Start Extracted data

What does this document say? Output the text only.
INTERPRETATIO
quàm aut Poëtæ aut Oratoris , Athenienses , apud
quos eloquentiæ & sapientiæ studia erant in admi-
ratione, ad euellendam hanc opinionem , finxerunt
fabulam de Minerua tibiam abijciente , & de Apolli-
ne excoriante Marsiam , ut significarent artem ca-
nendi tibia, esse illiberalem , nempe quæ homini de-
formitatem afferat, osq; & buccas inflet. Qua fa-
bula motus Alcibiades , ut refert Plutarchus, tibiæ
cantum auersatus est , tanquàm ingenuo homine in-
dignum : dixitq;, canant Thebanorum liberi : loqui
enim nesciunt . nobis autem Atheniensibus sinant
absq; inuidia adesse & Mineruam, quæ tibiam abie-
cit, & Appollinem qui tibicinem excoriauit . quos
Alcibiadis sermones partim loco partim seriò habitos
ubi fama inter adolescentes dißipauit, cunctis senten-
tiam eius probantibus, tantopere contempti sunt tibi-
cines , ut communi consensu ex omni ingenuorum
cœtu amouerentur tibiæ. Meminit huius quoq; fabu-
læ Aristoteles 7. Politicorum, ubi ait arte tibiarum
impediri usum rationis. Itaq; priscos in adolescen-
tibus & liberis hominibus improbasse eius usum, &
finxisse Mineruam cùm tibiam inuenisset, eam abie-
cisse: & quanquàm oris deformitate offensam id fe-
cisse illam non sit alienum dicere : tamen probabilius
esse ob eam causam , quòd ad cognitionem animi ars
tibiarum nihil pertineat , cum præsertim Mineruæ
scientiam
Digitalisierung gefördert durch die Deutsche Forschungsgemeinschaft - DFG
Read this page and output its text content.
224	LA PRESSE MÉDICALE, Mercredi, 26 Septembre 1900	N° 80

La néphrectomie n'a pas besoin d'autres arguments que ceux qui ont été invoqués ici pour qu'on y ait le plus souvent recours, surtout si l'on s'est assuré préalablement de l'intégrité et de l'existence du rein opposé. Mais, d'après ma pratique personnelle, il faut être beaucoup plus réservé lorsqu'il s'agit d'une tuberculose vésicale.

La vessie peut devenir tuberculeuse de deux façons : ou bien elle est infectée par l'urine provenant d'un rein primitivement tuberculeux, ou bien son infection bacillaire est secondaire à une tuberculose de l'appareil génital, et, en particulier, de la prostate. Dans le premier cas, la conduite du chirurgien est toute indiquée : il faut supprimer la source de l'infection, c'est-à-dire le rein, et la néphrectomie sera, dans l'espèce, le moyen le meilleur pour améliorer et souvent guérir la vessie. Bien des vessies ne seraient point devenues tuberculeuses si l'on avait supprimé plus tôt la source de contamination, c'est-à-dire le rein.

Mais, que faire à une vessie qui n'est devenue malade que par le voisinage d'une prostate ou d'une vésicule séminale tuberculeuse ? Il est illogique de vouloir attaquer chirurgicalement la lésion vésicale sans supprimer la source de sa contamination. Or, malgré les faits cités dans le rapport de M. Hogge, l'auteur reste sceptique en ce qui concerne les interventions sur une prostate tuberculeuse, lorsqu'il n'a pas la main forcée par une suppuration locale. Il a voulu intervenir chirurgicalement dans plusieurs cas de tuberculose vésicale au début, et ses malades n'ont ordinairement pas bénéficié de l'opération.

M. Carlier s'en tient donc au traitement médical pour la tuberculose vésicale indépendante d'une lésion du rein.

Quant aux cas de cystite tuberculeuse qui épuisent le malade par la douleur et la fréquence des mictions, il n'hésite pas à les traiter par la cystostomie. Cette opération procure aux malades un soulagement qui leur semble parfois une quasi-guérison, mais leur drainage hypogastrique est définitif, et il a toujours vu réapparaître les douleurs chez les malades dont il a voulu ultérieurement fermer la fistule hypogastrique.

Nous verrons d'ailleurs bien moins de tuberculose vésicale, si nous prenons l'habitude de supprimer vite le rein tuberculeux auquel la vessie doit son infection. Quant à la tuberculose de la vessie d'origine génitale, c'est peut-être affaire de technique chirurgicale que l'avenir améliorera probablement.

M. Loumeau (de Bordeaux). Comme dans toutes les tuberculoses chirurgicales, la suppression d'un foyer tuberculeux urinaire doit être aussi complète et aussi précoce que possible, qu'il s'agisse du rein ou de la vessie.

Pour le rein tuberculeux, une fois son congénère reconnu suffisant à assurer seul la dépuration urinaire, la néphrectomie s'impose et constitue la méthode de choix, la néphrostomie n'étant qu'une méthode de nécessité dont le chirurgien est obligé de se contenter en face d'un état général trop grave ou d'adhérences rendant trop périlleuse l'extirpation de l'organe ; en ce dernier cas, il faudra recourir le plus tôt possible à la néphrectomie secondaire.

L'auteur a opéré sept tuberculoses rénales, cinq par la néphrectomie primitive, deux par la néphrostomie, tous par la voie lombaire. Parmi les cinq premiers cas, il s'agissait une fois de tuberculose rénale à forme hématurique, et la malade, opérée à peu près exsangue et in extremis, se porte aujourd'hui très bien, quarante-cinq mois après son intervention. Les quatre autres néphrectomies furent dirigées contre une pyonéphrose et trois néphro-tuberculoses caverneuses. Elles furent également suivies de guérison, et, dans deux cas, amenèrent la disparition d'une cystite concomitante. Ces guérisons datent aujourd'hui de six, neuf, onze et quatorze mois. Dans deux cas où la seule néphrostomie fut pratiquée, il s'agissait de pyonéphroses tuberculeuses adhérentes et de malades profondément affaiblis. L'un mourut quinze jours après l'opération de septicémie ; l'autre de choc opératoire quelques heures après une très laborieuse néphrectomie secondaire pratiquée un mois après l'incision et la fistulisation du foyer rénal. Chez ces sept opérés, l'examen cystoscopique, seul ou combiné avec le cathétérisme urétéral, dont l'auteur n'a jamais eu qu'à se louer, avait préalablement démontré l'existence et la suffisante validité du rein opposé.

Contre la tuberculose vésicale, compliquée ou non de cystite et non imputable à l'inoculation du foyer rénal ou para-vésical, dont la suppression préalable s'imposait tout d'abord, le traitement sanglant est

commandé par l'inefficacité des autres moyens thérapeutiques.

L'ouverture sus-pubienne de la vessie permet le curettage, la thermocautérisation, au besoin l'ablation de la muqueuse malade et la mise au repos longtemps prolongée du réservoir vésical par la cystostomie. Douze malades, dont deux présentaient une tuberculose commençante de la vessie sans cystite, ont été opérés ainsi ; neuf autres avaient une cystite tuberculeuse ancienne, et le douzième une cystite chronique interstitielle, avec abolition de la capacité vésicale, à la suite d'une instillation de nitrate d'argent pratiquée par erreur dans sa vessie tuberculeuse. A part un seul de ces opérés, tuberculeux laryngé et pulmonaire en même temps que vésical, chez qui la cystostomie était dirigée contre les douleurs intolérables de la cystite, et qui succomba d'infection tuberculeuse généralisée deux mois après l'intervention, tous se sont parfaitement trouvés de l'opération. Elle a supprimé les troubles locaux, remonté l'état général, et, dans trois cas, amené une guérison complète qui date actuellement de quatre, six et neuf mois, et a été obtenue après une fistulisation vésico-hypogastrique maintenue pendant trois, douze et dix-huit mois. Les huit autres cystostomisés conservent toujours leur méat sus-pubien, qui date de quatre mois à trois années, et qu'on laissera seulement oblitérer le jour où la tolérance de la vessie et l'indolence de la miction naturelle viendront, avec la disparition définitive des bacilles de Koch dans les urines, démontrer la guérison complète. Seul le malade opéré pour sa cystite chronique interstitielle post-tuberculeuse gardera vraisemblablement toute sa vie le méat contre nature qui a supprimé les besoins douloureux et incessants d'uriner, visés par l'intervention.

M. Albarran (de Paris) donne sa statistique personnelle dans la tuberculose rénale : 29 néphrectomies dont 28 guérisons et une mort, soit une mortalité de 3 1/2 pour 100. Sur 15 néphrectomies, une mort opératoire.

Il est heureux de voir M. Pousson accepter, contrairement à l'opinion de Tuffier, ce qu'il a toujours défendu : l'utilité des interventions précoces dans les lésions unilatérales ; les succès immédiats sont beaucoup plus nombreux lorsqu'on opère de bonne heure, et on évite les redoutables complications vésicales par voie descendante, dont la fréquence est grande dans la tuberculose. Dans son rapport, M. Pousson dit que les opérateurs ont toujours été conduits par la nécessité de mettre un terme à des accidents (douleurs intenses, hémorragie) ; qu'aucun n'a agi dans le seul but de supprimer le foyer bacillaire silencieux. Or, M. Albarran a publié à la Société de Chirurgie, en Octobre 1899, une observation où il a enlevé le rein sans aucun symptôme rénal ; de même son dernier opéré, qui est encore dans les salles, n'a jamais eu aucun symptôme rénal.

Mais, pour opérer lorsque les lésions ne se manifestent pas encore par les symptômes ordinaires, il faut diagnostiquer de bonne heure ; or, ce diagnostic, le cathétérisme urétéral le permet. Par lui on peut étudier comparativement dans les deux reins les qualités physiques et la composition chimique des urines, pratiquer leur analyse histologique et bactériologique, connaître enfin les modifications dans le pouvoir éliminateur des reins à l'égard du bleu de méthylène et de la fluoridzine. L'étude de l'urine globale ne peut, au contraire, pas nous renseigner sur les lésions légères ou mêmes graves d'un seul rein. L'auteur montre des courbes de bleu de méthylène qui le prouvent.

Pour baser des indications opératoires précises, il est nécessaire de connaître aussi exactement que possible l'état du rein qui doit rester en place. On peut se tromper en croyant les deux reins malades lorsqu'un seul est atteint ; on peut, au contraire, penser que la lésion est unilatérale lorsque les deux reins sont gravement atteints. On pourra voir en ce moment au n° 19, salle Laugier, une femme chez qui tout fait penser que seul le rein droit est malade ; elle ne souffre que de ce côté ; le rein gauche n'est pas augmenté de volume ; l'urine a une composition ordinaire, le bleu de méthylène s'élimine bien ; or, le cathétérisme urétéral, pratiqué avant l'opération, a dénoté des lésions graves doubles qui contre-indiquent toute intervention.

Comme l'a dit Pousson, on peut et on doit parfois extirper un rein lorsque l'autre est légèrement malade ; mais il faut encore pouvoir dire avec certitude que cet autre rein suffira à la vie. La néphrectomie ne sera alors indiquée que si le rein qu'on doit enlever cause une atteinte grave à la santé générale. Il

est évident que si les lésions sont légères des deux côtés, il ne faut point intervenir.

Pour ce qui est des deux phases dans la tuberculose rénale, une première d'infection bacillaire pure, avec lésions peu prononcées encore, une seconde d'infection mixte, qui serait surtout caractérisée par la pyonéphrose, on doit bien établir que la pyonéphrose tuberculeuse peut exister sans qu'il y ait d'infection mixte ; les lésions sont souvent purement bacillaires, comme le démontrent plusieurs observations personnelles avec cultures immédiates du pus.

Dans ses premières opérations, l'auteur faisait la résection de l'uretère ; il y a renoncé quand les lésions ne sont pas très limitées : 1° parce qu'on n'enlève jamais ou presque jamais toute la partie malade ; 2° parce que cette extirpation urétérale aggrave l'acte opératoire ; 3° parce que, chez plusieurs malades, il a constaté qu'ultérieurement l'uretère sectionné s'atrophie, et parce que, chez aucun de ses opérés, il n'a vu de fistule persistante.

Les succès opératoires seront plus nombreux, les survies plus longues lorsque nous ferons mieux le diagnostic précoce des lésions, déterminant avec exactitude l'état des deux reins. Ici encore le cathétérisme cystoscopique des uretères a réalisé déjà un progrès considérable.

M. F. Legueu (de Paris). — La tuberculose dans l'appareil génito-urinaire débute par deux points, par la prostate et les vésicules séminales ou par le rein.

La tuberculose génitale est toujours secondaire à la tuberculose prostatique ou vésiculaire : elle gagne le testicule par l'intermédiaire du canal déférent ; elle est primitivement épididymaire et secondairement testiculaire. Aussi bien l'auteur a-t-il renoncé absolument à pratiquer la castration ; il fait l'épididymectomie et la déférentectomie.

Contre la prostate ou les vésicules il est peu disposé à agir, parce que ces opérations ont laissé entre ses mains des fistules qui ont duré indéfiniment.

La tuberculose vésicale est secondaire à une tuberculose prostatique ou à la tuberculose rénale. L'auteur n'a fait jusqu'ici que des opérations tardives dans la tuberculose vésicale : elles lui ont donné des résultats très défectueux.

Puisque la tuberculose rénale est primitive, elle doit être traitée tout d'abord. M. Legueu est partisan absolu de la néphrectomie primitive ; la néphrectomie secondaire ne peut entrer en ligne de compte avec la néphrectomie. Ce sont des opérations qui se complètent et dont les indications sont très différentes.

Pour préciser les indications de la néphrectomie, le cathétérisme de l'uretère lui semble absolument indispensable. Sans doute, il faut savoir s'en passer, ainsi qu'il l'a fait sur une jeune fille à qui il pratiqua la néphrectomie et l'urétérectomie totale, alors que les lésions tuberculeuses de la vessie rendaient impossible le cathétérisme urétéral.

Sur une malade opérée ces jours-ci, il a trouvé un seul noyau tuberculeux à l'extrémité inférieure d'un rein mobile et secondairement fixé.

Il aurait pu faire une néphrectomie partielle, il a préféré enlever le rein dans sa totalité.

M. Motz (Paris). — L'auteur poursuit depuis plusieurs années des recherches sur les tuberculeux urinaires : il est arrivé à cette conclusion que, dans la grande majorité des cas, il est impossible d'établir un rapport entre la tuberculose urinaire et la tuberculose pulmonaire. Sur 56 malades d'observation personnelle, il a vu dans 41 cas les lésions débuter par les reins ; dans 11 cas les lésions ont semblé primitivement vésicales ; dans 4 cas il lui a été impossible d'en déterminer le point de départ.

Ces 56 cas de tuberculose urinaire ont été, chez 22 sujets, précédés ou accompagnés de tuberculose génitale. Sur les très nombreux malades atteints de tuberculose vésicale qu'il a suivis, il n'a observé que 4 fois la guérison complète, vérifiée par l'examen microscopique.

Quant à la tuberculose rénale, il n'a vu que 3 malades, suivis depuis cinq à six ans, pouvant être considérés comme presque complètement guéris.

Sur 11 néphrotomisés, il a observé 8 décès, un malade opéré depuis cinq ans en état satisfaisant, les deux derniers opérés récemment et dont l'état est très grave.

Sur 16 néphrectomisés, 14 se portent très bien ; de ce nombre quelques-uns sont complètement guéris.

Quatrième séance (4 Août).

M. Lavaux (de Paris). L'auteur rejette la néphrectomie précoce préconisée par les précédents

End Extracted data

**Problem details**
In the entries above, find each line with the word "ultérieurement" and copy it.

**The solution**
Quant aux cas de cystite tuberculeuse qui épuisent le malade par la douleur et la fréquence des mictions, il n'hésite pas à les traiter par la cystostomie. Cette opération procure aux malades un soulagement qui leur semble parfois une quasi-guérison, mais leur drainage hypogastrique est définitif, et il a toujours vu réapparaître les douleurs chez les malades dont il a voulu ultérieurement fermer la fistule hypogastrique.
Dans ses premières opérations, l'auteur faisait la résection de l'uretère ; il y a renoncé quand les lésions ne sont pas très limitées : 1° parce qu'on n'enlève jamais ou presque jamais toute la partie malade ; 2° parce que cette extirpation urétérale aggrave l'acte opératoire ; 3° parce que, chez plusieurs malades, il a constaté qu'ultérieurement l'uretère sectionné s'atrophie, et parce que, chez aucun de ses opérés, il n'a vu de fistule persistante.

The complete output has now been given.